>> Start

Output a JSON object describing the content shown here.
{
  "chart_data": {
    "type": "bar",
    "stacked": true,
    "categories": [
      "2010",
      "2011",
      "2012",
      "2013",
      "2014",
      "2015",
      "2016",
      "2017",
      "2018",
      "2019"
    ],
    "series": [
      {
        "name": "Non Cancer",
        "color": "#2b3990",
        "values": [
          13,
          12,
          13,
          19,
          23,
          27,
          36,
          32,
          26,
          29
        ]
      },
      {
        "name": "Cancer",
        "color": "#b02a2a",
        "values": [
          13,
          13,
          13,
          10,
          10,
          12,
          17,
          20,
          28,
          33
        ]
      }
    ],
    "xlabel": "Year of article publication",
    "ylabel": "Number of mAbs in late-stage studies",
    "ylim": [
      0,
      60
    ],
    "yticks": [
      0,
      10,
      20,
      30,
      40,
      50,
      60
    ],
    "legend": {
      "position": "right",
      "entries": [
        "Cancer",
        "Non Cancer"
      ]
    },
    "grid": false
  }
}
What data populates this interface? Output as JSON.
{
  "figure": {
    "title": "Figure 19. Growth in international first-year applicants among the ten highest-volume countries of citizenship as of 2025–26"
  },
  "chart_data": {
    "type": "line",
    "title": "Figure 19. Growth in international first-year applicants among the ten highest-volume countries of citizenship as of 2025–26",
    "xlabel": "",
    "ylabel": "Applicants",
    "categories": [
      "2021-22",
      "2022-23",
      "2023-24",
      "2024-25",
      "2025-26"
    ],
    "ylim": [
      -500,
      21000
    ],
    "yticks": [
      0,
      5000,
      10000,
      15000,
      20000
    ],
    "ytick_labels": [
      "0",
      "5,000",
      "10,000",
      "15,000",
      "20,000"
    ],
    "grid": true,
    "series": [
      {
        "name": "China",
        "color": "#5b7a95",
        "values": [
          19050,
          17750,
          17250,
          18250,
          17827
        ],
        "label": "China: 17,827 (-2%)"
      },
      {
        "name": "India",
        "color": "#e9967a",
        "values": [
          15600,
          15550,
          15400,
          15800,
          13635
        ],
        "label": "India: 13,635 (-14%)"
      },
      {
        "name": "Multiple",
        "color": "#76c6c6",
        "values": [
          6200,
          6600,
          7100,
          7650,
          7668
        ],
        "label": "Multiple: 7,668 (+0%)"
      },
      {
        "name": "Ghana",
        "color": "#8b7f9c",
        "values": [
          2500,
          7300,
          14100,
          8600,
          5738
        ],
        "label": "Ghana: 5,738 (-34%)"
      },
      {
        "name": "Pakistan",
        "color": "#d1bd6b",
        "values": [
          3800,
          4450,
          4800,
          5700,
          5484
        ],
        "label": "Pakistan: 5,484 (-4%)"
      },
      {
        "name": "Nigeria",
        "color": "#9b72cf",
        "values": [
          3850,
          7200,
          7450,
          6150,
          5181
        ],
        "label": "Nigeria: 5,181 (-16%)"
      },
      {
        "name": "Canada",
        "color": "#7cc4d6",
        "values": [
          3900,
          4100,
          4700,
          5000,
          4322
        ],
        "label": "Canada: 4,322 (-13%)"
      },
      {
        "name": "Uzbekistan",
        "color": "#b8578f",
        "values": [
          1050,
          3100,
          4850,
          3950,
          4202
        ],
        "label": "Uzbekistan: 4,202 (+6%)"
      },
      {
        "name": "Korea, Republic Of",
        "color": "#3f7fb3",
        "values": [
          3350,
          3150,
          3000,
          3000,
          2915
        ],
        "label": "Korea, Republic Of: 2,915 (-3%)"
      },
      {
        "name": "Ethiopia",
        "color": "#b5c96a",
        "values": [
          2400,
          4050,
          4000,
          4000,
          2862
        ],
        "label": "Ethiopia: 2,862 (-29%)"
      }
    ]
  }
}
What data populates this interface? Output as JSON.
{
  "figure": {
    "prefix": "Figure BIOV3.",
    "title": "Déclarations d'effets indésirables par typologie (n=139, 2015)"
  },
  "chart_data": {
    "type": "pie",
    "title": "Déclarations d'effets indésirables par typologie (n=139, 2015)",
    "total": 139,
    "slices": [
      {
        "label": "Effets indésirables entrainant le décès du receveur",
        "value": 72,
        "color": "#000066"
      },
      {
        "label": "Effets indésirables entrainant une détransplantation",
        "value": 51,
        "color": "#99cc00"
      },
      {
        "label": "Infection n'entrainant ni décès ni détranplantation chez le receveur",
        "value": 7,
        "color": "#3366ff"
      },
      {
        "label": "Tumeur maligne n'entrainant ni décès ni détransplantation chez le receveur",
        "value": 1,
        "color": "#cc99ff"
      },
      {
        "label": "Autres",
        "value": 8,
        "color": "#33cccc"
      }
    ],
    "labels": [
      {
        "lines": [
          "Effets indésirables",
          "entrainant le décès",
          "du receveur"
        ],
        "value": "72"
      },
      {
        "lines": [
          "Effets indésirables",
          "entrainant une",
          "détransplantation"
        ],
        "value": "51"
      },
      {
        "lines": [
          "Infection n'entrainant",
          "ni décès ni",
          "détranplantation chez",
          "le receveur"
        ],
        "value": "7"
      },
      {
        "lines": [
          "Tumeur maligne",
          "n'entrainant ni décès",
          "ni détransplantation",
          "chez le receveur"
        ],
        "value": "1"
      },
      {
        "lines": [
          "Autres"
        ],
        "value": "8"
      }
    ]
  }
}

>> End

§ **EXERCISE REQUIREMENTS**: All of the entries above must be quoted exactly.

§ **FINISHED EXERCISE**:
Output a JSON object describing the content shown here.
{
  "chart_data": {
    "type": "bar",
    "stacked": true,
    "categories": [
      "2010",
      "2011",
      "2012",
      "2013",
      "2014",
      "2015",
      "2016",
      "2017",
      "2018",
      "2019"
    ],
    "series": [
      {
        "name": "Non Cancer",
        "color": "#2b3990",
        "values": [
          13,
          12,
          13,
          19,
          23,
          27,
          36,
          32,
          26,
          29
        ]
      },
      {
        "name": "Cancer",
        "color": "#b02a2a",
        "values": [
          13,
          13,
          13,
          10,
          10,
          12,
          17,
          20,
          28,
          33
        ]
      }
    ],
    "xlabel": "Year of article publication",
    "ylabel": "Number of mAbs in late-stage studies",
    "ylim": [
      0,
      60
    ],
    "yticks": [
      0,
      10,
      20,
      30,
      40,
      50,
      60
    ],
    "legend": {
      "position": "right",
      "entries": [
        "Cancer",
        "Non Cancer"
      ]
    },
    "grid": false
  }
}
What data populates this interface? Output as JSON.
{
  "figure": {
    "title": "Figure 19. Growth in international first-year applicants among the ten highest-volume countries of citizenship as of 2025–26"
  },
  "chart_data": {
    "type": "line",
    "title": "Figure 19. Growth in international first-year applicants among the ten highest-volume countries of citizenship as of 2025–26",
    "xlabel": "",
    "ylabel": "Applicants",
    "categories": [
      "2021-22",
      "2022-23",
      "2023-24",
      "2024-25",
      "2025-26"
    ],
    "ylim": [
      -500,
      21000
    ],
    "yticks": [
      0,
      5000,
      10000,
      15000,
      20000
    ],
    "ytick_labels": [
      "0",
      "5,000",
      "10,000",
      "15,000",
      "20,000"
    ],
    "grid": true,
    "series": [
      {
        "name": "China",
        "color": "#5b7a95",
        "values": [
          19050,
          17750,
          17250,
          18250,
          17827
        ],
        "label": "China: 17,827 (-2%)"
      },
      {
        "name": "India",
        "color": "#e9967a",
        "values": [
          15600,
          15550,
          15400,
          15800,
          13635
        ],
        "label": "India: 13,635 (-14%)"
      },
      {
        "name": "Multiple",
        "color": "#76c6c6",
        "values": [
          6200,
          6600,
          7100,
          7650,
          7668
        ],
        "label": "Multiple: 7,668 (+0%)"
      },
      {
        "name": "Ghana",
        "color": "#8b7f9c",
        "values": [
          2500,
          7300,
          14100,
          8600,
          5738
        ],
        "label": "Ghana: 5,738 (-34%)"
      },
      {
        "name": "Pakistan",
        "color": "#d1bd6b",
        "values": [
          3800,
          4450,
          4800,
          5700,
          5484
        ],
        "label": "Pakistan: 5,484 (-4%)"
      },
      {
        "name": "Nigeria",
        "color": "#9b72cf",
        "values": [
          3850,
          7200,
          7450,
          6150,
          5181
        ],
        "label": "Nigeria: 5,181 (-16%)"
      },
      {
        "name": "Canada",
        "color": "#7cc4d6",
        "values": [
          3900,
          4100,
          4700,
          5000,
          4322
        ],
        "label": "Canada: 4,322 (-13%)"
      },
      {
        "name": "Uzbekistan",
        "color": "#b8578f",
        "values": [
          1050,
          3100,
          4850,
          3950,
          4202
        ],
        "label": "Uzbekistan: 4,202 (+6%)"
      },
      {
        "name": "Korea, Republic Of",
        "color": "#3f7fb3",
        "values": [
          3350,
          3150,
          3000,
          3000,
          2915
        ],
        "label": "Korea, Republic Of: 2,915 (-3%)"
      },
      {
        "name": "Ethiopia",
        "color": "#b5c96a",
        "values": [
          2400,
          4050,
          4000,
          4000,
          2862
        ],
        "label": "Ethiopia: 2,862 (-29%)"
      }
    ]
  }
}
What data populates this interface? Output as JSON.
{
  "figure": {
    "prefix": "Figure BIOV3.",
    "title": "Déclarations d'effets indésirables par typologie (n=139, 2015)"
  },
  "chart_data": {
    "type": "pie",
    "title": "Déclarations d'effets indésirables par typologie (n=139, 2015)",
    "total": 139,
    "slices": [
      {
        "label": "Effets indésirables entrainant le décès du receveur",
        "value": 72,
        "color": "#000066"
      },
      {
        "label": "Effets indésirables entrainant une détransplantation",
        "value": 51,
        "color": "#99cc00"
      },
      {
        "label": "Infection n'entrainant ni décès ni détranplantation chez le receveur",
        "value": 7,
        "color": "#3366ff"
      },
      {
        "label": "Tumeur maligne n'entrainant ni décès ni détransplantation chez le receveur",
        "value": 1,
        "color": "#cc99ff"
      },
      {
        "label": "Autres",
        "value": 8,
        "color": "#33cccc"
      }
    ],
    "labels": [
      {
        "lines": [
          "Effets indésirables",
          "entrainant le décès",
          "du receveur"
        ],
        "value": "72"
      },
      {
        "lines": [
          "Effets indésirables",
          "entrainant une",
          "détransplantation"
        ],
        "value": "51"
      },
      {
        "lines": [
          "Infection n'entrainant",
          "ni décès ni",
          "détranplantation chez",
          "le receveur"
        ],
        "value": "7"
      },
      {
        "lines": [
          "Tumeur maligne",
          "n'entrainant ni décès",
          "ni détransplantation",
          "chez le receveur"
        ],
        "value": "1"
      },
      {
        "lines": [
          "Autres"
        ],
        "value": "8"
      }
    ]
  }
}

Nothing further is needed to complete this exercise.